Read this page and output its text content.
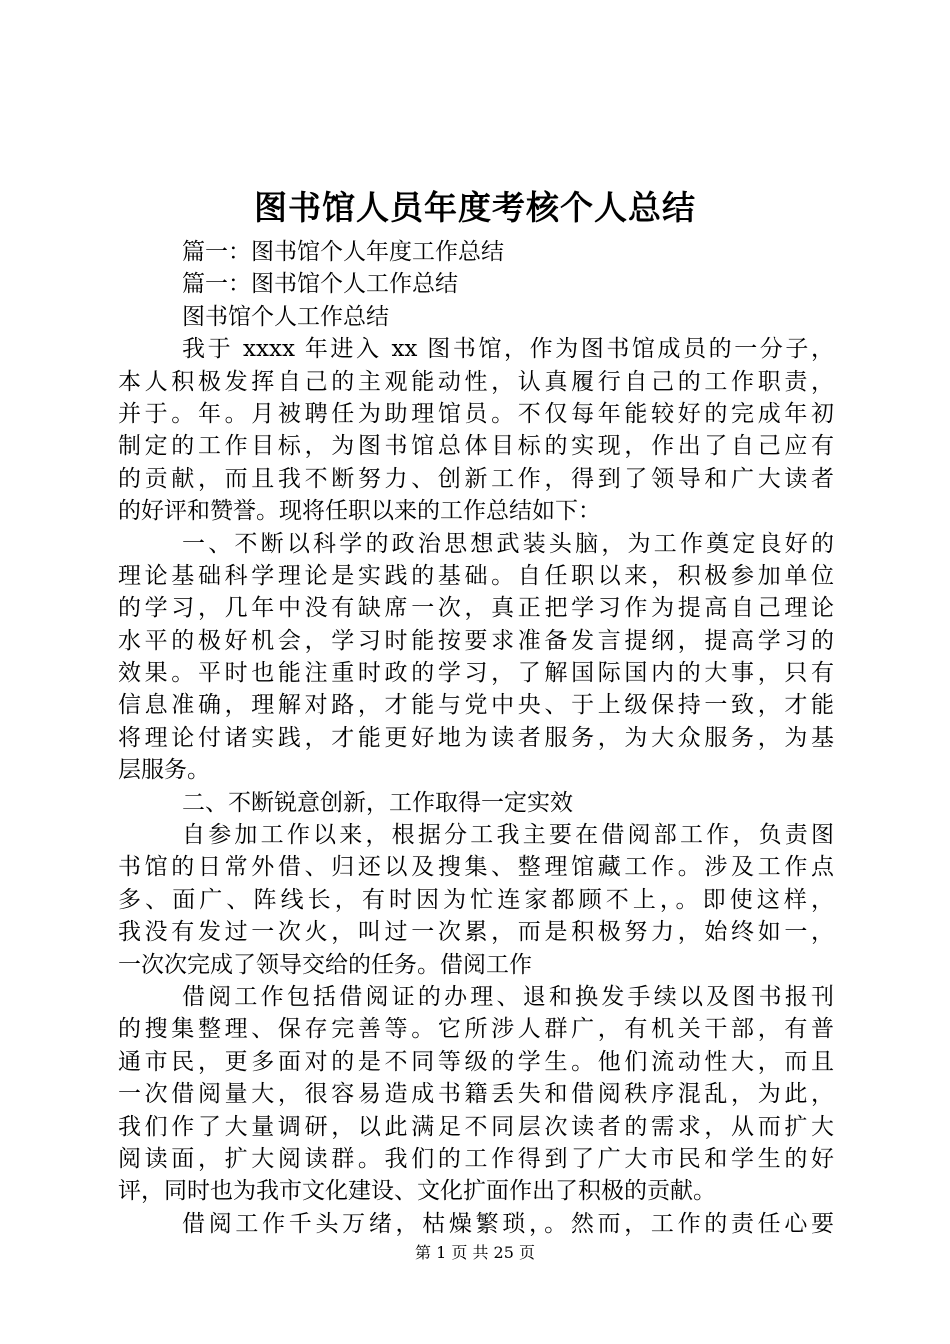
图书馆人员年度考核个人总结
篇一：图书馆个人年度工作总结
篇一：图书馆个人工作总结
图书馆个人工作总结
我于 xxxx 年进入 xx 图书馆，作为图书馆成员的一分子，
本人积极发挥自己的主观能动性，认真履行自己的工作职责，
并于。年。月被聘任为助理馆员。不仅每年能较好的完成年初
制定的工作目标，为图书馆总体目标的实现，作出了自己应有
的贡献，而且我不断努力、创新工作，得到了领导和广大读者
的好评和赞誉。现将任职以来的工作总结如下：
一、不断以科学的政治思想武装头脑，为工作奠定良好的
理论基础科学理论是实践的基础。自任职以来，积极参加单位
的学习，几年中没有缺席一次，真正把学习作为提高自己理论
水平的极好机会，学习时能按要求准备发言提纲，提高学习的
效果。平时也能注重时政的学习，了解国际国内的大事，只有
信息准确，理解对路，才能与党中央、于上级保持一致，才能
将理论付诸实践，才能更好地为读者服务，为大众服务，为基
层服务。
二、不断锐意创新，工作取得一定实效
自参加工作以来，根据分工我主要在借阅部工作，负责图
书馆的日常外借、归还以及搜集、整理馆藏工作。涉及工作点
多、面广、阵线长，有时因为忙连家都顾不上，。即使这样，
我没有发过一次火，叫过一次累，而是积极努力，始终如一，
一次次完成了领导交给的任务。借阅工作
借阅工作包括借阅证的办理、退和换发手续以及图书报刊
的搜集整理、保存完善等。它所涉人群广，有机关干部，有普
通市民，更多面对的是不同等级的学生。他们流动性大，而且
一次借阅量大，很容易造成书籍丢失和借阅秩序混乱，为此，
我们作了大量调研，以此满足不同层次读者的需求，从而扩大
阅读面，扩大阅读群。我们的工作得到了广大市民和学生的好
评，同时也为我市文化建设、文化扩面作出了积极的贡献。
借阅工作千头万绪，枯燥繁琐，。然而，工作的责任心要
第 1 页 共 25 页
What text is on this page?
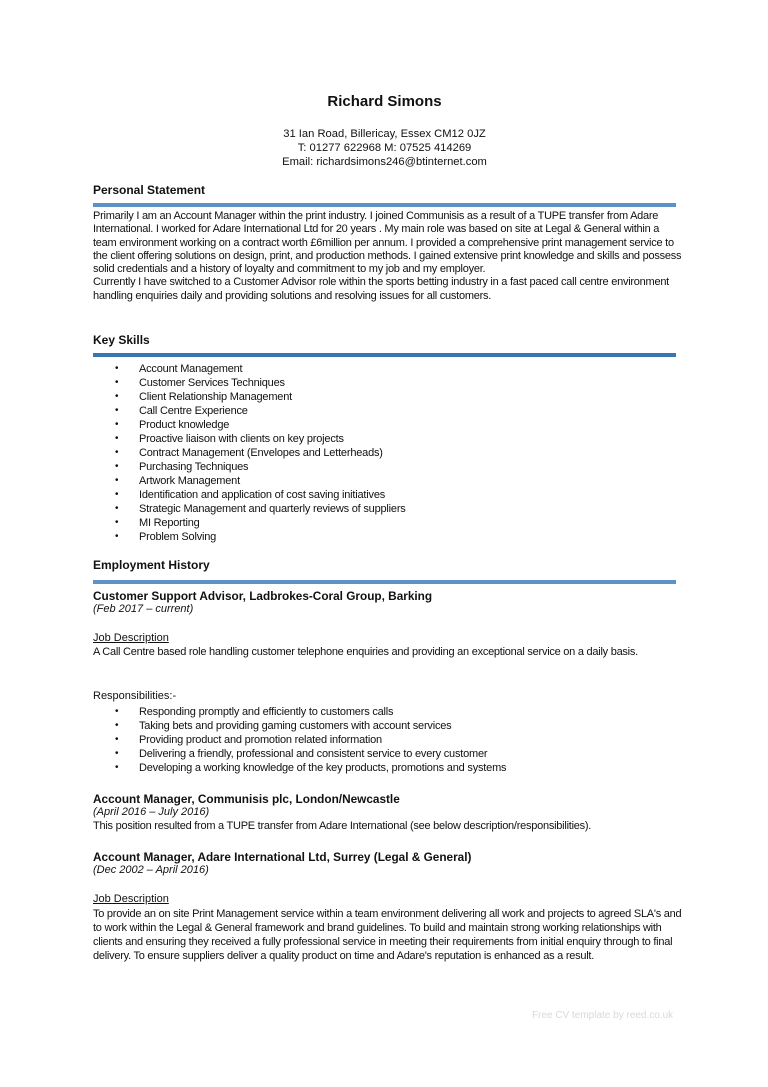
Richard Simons
31 Ian Road, Billericay, Essex CM12 0JZ
T: 01277 622968 M: 07525 414269
Email: richardsimons246@btinternet.com
Personal Statement
Primarily I am an Account Manager within the print industry. I joined Communisis as a result of a TUPE transfer from Adare International. I worked for Adare International Ltd for 20 years . My main role was based on site at Legal & General within a team environment working on a contract worth £6million per annum. I provided a comprehensive print management service to the client offering solutions on design, print, and production methods. I gained extensive print knowledge and skills and possess solid credentials and a history of loyalty and commitment to my job and my employer.
Currently I have switched to a Customer Advisor role within the sports betting industry in a fast paced call centre environment handling enquiries daily and providing solutions and resolving issues for all customers.
Key Skills
• Account Management
• Customer Services Techniques
• Client Relationship Management
• Call Centre Experience
• Product knowledge
• Proactive liaison with clients on key projects
• Contract Management (Envelopes and Letterheads)
• Purchasing Techniques
• Artwork Management
• Identification and application of cost saving initiatives
• Strategic Management and quarterly reviews of suppliers
• MI Reporting
• Problem Solving
Employment History
Customer Support Advisor, Ladbrokes-Coral Group, Barking
(Feb 2017 – current)
Job Description
A Call Centre based role handling customer telephone enquiries and providing an exceptional service on a daily basis.
Responsibilities:-
• Responding promptly and efficiently to customers calls
• Taking bets and providing gaming customers with account services
• Providing product and promotion related information
• Delivering a friendly, professional and consistent service to every customer
• Developing a working knowledge of the key products, promotions and systems
Account Manager, Communisis plc, London/Newcastle
(April 2016 – July 2016)
This position resulted from a TUPE transfer from Adare International (see below description/responsibilities).
Account Manager, Adare International Ltd, Surrey (Legal & General)
(Dec 2002 – April 2016)
Job Description
To provide an on site Print Management service within a team environment delivering all work and projects to agreed SLA's and to work within the Legal & General framework and brand guidelines. To build and maintain strong working relationships with clients and ensuring they received a fully professional service in meeting their requirements from initial enquiry through to final delivery. To ensure suppliers deliver a quality product on time and Adare's reputation is enhanced as a result.
Free CV template by reed.co.uk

★ ★ ★ ★ ★

> **Task goal**
Omit every image. Quote each record exactly.

> **Response to this exercise**
Read this page and output its text content.
图书馆人员年度考核个人总结
篇一：图书馆个人年度工作总结
篇一：图书馆个人工作总结
图书馆个人工作总结
我于 xxxx 年进入 xx 图书馆，作为图书馆成员的一分子，
本人积极发挥自己的主观能动性，认真履行自己的工作职责，
并于。年。月被聘任为助理馆员。不仅每年能较好的完成年初
制定的工作目标，为图书馆总体目标的实现，作出了自己应有
的贡献，而且我不断努力、创新工作，得到了领导和广大读者
的好评和赞誉。现将任职以来的工作总结如下：
一、不断以科学的政治思想武装头脑，为工作奠定良好的
理论基础科学理论是实践的基础。自任职以来，积极参加单位
的学习，几年中没有缺席一次，真正把学习作为提高自己理论
水平的极好机会，学习时能按要求准备发言提纲，提高学习的
效果。平时也能注重时政的学习，了解国际国内的大事，只有
信息准确，理解对路，才能与党中央、于上级保持一致，才能
将理论付诸实践，才能更好地为读者服务，为大众服务，为基
层服务。
二、不断锐意创新，工作取得一定实效
自参加工作以来，根据分工我主要在借阅部工作，负责图
书馆的日常外借、归还以及搜集、整理馆藏工作。涉及工作点
多、面广、阵线长，有时因为忙连家都顾不上，。即使这样，
我没有发过一次火，叫过一次累，而是积极努力，始终如一，
一次次完成了领导交给的任务。借阅工作
借阅工作包括借阅证的办理、退和换发手续以及图书报刊
的搜集整理、保存完善等。它所涉人群广，有机关干部，有普
通市民，更多面对的是不同等级的学生。他们流动性大，而且
一次借阅量大，很容易造成书籍丢失和借阅秩序混乱，为此，
我们作了大量调研，以此满足不同层次读者的需求，从而扩大
阅读面，扩大阅读群。我们的工作得到了广大市民和学生的好
评，同时也为我市文化建设、文化扩面作出了积极的贡献。
借阅工作千头万绪，枯燥繁琐，。然而，工作的责任心要
第 1 页 共 25 页
What text is on this page?
Richard Simons
31 Ian Road, Billericay, Essex CM12 0JZ
T: 01277 622968 M: 07525 414269
Email: richardsimons246@btinternet.com
Personal Statement
Primarily I am an Account Manager within the print industry. I joined Communisis as a result of a TUPE transfer from Adare International. I worked for Adare International Ltd for 20 years . My main role was based on site at Legal & General within a team environment working on a contract worth £6million per annum. I provided a comprehensive print management service to the client offering solutions on design, print, and production methods. I gained extensive print knowledge and skills and possess solid credentials and a history of loyalty and commitment to my job and my employer.
Currently I have switched to a Customer Advisor role within the sports betting industry in a fast paced call centre environment handling enquiries daily and providing solutions and resolving issues for all customers.
Key Skills
• Account Management
• Customer Services Techniques
• Client Relationship Management
• Call Centre Experience
• Product knowledge
• Proactive liaison with clients on key projects
• Contract Management (Envelopes and Letterheads)
• Purchasing Techniques
• Artwork Management
• Identification and application of cost saving initiatives
• Strategic Management and quarterly reviews of suppliers
• MI Reporting
• Problem Solving
Employment History
Customer Support Advisor, Ladbrokes-Coral Group, Barking
(Feb 2017 – current)
Job Description
A Call Centre based role handling customer telephone enquiries and providing an exceptional service on a daily basis.
Responsibilities:-
• Responding promptly and efficiently to customers calls
• Taking bets and providing gaming customers with account services
• Providing product and promotion related information
• Delivering a friendly, professional and consistent service to every customer
• Developing a working knowledge of the key products, promotions and systems
Account Manager, Communisis plc, London/Newcastle
(April 2016 – July 2016)
This position resulted from a TUPE transfer from Adare International (see below description/responsibilities).
Account Manager, Adare International Ltd, Surrey (Legal & General)
(Dec 2002 – April 2016)
Job Description
To provide an on site Print Management service within a team environment delivering all work and projects to agreed SLA's and to work within the Legal & General framework and brand guidelines. To build and maintain strong working relationships with clients and ensuring they received a fully professional service in meeting their requirements from initial enquiry through to final delivery. To ensure suppliers deliver a quality product on time and Adare's reputation is enhanced as a result.
Free CV template by reed.co.uk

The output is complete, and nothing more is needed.